Work to be completed: All of the data must be printed exactly; please include every line.

Records shown:

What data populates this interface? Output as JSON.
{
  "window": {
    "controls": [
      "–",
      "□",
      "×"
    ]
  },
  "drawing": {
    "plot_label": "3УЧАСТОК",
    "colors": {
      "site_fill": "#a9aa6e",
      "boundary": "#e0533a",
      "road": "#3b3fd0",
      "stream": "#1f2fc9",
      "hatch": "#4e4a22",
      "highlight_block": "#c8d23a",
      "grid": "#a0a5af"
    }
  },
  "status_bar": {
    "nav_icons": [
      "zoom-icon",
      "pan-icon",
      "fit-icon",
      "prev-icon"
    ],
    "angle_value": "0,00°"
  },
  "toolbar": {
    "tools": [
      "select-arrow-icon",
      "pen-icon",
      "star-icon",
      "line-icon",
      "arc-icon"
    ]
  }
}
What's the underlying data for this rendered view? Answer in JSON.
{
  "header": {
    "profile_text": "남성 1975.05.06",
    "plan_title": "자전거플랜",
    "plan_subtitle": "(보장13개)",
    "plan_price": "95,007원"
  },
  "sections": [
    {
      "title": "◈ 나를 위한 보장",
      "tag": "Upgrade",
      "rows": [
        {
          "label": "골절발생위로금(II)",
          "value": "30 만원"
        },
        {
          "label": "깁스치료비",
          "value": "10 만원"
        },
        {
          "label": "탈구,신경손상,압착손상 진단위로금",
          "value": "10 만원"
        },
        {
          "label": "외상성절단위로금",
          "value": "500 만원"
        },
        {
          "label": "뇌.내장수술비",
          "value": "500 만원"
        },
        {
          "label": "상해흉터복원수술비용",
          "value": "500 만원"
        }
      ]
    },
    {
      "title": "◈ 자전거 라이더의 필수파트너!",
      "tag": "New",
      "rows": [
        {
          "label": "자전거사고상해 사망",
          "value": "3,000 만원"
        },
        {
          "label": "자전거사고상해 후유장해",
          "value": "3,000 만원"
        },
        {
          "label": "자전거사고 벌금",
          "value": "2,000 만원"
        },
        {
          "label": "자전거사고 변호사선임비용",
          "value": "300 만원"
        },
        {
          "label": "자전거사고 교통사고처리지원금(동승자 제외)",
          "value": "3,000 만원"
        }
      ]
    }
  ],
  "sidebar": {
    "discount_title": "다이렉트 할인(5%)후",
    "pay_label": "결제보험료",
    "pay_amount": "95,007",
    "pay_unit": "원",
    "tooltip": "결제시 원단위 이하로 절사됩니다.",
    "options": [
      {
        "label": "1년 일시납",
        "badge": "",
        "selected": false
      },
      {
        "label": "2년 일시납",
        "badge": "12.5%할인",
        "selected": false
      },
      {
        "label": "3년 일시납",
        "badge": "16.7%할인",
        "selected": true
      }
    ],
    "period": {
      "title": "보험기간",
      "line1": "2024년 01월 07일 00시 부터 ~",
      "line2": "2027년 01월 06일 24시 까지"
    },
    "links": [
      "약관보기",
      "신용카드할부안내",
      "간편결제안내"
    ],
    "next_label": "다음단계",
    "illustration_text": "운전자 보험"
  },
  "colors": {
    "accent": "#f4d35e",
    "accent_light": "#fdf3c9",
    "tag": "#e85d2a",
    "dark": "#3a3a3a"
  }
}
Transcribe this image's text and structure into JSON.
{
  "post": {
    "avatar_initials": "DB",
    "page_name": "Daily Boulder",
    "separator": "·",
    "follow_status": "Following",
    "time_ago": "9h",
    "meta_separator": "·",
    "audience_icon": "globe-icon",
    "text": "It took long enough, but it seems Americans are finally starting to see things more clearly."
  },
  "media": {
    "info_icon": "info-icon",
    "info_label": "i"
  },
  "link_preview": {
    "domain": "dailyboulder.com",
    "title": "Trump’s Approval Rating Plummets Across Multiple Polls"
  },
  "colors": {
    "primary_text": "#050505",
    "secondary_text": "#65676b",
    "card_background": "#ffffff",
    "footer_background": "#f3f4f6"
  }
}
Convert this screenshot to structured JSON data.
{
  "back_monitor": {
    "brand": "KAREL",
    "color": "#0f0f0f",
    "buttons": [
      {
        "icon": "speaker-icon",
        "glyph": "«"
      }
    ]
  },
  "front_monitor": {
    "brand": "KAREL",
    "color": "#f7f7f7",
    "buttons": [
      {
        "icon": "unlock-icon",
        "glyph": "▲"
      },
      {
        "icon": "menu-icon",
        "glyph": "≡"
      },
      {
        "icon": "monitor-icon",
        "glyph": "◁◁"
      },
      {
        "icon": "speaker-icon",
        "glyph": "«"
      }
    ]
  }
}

Full response:
What data populates this interface? Output as JSON.
{
  "window": {
    "controls": [
      "–",
      "□",
      "×"
    ]
  },
  "drawing": {
    "plot_label": "3УЧАСТОК",
    "colors": {
      "site_fill": "#a9aa6e",
      "boundary": "#e0533a",
      "road": "#3b3fd0",
      "stream": "#1f2fc9",
      "hatch": "#4e4a22",
      "highlight_block": "#c8d23a",
      "grid": "#a0a5af"
    }
  },
  "status_bar": {
    "nav_icons": [
      "zoom-icon",
      "pan-icon",
      "fit-icon",
      "prev-icon"
    ],
    "angle_value": "0,00°"
  },
  "toolbar": {
    "tools": [
      "select-arrow-icon",
      "pen-icon",
      "star-icon",
      "line-icon",
      "arc-icon"
    ]
  }
}
What's the underlying data for this rendered view? Answer in JSON.
{
  "header": {
    "profile_text": "남성 1975.05.06",
    "plan_title": "자전거플랜",
    "plan_subtitle": "(보장13개)",
    "plan_price": "95,007원"
  },
  "sections": [
    {
      "title": "◈ 나를 위한 보장",
      "tag": "Upgrade",
      "rows": [
        {
          "label": "골절발생위로금(II)",
          "value": "30 만원"
        },
        {
          "label": "깁스치료비",
          "value": "10 만원"
        },
        {
          "label": "탈구,신경손상,압착손상 진단위로금",
          "value": "10 만원"
        },
        {
          "label": "외상성절단위로금",
          "value": "500 만원"
        },
        {
          "label": "뇌.내장수술비",
          "value": "500 만원"
        },
        {
          "label": "상해흉터복원수술비용",
          "value": "500 만원"
        }
      ]
    },
    {
      "title": "◈ 자전거 라이더의 필수파트너!",
      "tag": "New",
      "rows": [
        {
          "label": "자전거사고상해 사망",
          "value": "3,000 만원"
        },
        {
          "label": "자전거사고상해 후유장해",
          "value": "3,000 만원"
        },
        {
          "label": "자전거사고 벌금",
          "value": "2,000 만원"
        },
        {
          "label": "자전거사고 변호사선임비용",
          "value": "300 만원"
        },
        {
          "label": "자전거사고 교통사고처리지원금(동승자 제외)",
          "value": "3,000 만원"
        }
      ]
    }
  ],
  "sidebar": {
    "discount_title": "다이렉트 할인(5%)후",
    "pay_label": "결제보험료",
    "pay_amount": "95,007",
    "pay_unit": "원",
    "tooltip": "결제시 원단위 이하로 절사됩니다.",
    "options": [
      {
        "label": "1년 일시납",
        "badge": "",
        "selected": false
      },
      {
        "label": "2년 일시납",
        "badge": "12.5%할인",
        "selected": false
      },
      {
        "label": "3년 일시납",
        "badge": "16.7%할인",
        "selected": true
      }
    ],
    "period": {
      "title": "보험기간",
      "line1": "2024년 01월 07일 00시 부터 ~",
      "line2": "2027년 01월 06일 24시 까지"
    },
    "links": [
      "약관보기",
      "신용카드할부안내",
      "간편결제안내"
    ],
    "next_label": "다음단계",
    "illustration_text": "운전자 보험"
  },
  "colors": {
    "accent": "#f4d35e",
    "accent_light": "#fdf3c9",
    "tag": "#e85d2a",
    "dark": "#3a3a3a"
  }
}
Transcribe this image's text and structure into JSON.
{
  "post": {
    "avatar_initials": "DB",
    "page_name": "Daily Boulder",
    "separator": "·",
    "follow_status": "Following",
    "time_ago": "9h",
    "meta_separator": "·",
    "audience_icon": "globe-icon",
    "text": "It took long enough, but it seems Americans are finally starting to see things more clearly."
  },
  "media": {
    "info_icon": "info-icon",
    "info_label": "i"
  },
  "link_preview": {
    "domain": "dailyboulder.com",
    "title": "Trump’s Approval Rating Plummets Across Multiple Polls"
  },
  "colors": {
    "primary_text": "#050505",
    "secondary_text": "#65676b",
    "card_background": "#ffffff",
    "footer_background": "#f3f4f6"
  }
}
Convert this screenshot to structured JSON data.
{
  "back_monitor": {
    "brand": "KAREL",
    "color": "#0f0f0f",
    "buttons": [
      {
        "icon": "speaker-icon",
        "glyph": "«"
      }
    ]
  },
  "front_monitor": {
    "brand": "KAREL",
    "color": "#f7f7f7",
    "buttons": [
      {
        "icon": "unlock-icon",
        "glyph": "▲"
      },
      {
        "icon": "menu-icon",
        "glyph": "≡"
      },
      {
        "icon": "monitor-icon",
        "glyph": "◁◁"
      },
      {
        "icon": "speaker-icon",
        "glyph": "«"
      }
    ]
  }
}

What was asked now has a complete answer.